**WORK TO DO:**
List every line below containing "from".

(Extracted records)
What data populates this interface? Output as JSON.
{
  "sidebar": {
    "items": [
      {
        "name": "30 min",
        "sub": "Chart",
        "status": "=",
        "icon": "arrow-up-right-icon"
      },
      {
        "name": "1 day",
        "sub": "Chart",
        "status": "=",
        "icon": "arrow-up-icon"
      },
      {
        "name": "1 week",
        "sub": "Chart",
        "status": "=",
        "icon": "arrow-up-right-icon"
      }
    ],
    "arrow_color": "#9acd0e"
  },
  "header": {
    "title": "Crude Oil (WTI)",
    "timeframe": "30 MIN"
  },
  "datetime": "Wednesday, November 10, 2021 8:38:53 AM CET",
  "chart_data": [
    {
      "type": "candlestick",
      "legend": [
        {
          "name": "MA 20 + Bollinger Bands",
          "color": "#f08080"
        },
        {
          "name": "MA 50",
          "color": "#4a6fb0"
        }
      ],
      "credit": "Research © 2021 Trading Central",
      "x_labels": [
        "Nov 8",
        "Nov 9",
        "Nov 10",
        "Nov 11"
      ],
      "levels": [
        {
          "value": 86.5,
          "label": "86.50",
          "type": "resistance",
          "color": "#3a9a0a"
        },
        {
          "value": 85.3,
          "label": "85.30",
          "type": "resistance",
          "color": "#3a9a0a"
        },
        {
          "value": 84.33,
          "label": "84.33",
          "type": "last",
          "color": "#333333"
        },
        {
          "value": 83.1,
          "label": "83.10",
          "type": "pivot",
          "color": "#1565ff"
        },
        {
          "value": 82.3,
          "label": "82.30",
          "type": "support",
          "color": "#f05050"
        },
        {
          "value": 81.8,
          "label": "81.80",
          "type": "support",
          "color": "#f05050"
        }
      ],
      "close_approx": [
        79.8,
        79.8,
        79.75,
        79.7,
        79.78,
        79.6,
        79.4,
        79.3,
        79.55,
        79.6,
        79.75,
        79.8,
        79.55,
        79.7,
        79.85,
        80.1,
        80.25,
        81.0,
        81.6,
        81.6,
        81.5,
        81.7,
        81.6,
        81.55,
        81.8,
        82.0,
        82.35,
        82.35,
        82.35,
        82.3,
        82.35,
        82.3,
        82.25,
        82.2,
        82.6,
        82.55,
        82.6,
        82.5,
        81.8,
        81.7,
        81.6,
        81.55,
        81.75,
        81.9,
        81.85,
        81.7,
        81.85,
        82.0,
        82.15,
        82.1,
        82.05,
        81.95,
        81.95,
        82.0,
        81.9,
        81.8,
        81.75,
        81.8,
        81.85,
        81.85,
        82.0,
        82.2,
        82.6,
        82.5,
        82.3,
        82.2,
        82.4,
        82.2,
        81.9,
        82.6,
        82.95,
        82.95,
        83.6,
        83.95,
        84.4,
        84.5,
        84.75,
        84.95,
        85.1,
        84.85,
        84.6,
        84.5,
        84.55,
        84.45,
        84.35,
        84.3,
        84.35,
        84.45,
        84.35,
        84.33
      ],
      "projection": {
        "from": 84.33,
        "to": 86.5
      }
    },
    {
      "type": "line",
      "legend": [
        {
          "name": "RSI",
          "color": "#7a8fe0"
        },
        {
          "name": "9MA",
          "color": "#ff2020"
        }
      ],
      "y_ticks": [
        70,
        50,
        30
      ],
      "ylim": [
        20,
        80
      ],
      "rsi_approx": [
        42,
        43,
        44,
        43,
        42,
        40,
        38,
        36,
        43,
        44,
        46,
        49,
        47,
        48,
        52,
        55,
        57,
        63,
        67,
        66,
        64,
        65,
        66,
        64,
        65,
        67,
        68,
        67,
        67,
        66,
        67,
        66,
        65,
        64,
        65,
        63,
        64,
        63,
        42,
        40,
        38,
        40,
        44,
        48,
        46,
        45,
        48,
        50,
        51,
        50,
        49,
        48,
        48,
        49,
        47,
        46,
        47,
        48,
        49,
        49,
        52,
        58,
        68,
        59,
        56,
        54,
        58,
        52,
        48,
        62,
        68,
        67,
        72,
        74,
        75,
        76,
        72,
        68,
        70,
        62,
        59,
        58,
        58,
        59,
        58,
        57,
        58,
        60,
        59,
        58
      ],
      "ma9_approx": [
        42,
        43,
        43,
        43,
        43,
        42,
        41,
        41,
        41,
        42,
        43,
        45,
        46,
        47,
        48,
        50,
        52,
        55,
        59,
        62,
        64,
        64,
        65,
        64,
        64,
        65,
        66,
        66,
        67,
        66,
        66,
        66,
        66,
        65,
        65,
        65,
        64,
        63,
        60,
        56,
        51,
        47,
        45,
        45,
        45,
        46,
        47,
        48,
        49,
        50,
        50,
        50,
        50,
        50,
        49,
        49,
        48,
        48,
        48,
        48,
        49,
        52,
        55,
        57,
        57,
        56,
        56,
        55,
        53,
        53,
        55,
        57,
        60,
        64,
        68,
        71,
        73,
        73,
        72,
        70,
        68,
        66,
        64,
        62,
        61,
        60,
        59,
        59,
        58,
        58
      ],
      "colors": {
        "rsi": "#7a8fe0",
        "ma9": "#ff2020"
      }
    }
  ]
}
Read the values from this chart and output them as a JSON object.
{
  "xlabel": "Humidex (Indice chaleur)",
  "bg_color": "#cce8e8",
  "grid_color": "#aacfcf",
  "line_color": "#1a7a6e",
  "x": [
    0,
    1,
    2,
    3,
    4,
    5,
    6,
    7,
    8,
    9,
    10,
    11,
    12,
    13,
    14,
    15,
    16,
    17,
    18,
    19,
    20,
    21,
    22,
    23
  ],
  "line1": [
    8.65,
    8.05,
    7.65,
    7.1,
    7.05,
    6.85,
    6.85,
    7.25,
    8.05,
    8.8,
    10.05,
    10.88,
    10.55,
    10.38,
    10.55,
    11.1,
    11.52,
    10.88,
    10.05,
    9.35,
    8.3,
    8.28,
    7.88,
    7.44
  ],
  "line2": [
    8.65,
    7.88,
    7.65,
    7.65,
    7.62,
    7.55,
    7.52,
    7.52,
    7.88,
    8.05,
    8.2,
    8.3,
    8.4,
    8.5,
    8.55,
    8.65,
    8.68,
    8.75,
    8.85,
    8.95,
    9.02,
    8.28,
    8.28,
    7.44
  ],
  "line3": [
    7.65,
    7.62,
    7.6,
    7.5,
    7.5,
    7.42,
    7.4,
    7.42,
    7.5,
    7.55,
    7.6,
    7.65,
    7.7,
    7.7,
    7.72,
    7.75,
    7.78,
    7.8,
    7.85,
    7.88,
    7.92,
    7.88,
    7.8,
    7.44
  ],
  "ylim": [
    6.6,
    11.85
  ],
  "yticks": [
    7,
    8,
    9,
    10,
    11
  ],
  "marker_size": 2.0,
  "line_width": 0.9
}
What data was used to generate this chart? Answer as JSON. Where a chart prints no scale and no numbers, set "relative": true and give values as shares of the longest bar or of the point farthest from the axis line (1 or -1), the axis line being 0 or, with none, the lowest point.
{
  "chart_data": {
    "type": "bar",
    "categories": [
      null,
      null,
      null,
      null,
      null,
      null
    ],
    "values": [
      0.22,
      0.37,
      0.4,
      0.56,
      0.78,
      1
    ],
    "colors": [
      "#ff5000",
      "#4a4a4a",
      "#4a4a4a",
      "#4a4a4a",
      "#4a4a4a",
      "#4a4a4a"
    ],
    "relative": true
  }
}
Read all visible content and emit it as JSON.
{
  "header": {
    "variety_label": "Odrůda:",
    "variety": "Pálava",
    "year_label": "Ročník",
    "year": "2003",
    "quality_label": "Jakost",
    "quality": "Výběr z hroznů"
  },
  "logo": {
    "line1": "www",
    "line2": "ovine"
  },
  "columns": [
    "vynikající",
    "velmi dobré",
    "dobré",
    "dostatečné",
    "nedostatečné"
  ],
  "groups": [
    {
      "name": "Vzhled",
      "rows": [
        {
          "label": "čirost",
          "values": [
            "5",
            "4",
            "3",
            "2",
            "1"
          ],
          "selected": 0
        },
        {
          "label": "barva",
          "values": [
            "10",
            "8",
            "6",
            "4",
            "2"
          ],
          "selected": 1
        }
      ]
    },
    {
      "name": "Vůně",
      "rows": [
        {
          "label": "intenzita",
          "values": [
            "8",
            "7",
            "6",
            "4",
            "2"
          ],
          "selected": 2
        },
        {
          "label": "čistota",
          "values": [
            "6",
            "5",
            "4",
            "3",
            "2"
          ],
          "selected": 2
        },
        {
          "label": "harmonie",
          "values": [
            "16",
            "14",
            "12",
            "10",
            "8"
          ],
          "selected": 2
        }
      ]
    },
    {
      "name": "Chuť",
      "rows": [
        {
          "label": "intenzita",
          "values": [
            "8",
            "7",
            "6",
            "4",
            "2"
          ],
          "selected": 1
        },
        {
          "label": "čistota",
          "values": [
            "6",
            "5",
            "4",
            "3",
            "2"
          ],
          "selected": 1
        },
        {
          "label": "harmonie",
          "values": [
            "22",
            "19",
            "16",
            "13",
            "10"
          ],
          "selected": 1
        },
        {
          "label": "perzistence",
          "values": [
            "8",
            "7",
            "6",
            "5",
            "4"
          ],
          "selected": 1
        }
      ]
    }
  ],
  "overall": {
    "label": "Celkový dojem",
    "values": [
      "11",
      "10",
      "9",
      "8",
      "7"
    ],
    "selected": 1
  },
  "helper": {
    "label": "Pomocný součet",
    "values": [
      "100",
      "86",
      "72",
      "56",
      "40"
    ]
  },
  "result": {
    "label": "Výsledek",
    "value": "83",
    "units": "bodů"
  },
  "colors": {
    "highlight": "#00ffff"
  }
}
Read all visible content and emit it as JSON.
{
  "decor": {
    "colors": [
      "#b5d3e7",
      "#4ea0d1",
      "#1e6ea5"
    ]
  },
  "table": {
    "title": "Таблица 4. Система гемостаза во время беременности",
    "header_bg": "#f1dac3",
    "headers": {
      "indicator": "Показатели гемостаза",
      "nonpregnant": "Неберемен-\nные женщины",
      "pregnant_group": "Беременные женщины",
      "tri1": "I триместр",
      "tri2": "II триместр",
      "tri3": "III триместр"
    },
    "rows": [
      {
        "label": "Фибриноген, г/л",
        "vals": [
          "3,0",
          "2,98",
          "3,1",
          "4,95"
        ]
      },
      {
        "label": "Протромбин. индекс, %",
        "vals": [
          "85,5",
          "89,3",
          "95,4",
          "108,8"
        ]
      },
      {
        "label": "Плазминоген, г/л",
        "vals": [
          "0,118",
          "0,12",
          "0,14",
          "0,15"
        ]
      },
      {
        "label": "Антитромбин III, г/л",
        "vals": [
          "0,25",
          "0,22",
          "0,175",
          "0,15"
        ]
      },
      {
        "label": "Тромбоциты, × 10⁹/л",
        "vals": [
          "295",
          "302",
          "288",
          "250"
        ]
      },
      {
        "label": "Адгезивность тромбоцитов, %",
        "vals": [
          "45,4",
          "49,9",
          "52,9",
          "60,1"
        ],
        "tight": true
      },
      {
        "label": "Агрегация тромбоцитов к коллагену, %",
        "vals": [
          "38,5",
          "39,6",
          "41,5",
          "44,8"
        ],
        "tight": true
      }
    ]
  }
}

**EXPECTED ANSWER:**
        "from": 84.33,
Read the values from this chart and output them as a JSON object.
What data was used to generate this chart? Answer as JSON. Where a chart prints no scale and no numbers, set "relative": true and give values as shares of the longest bar or of the point farthest from the axis line (1 or -1), the axis line being 0 or, with none, the lowest point.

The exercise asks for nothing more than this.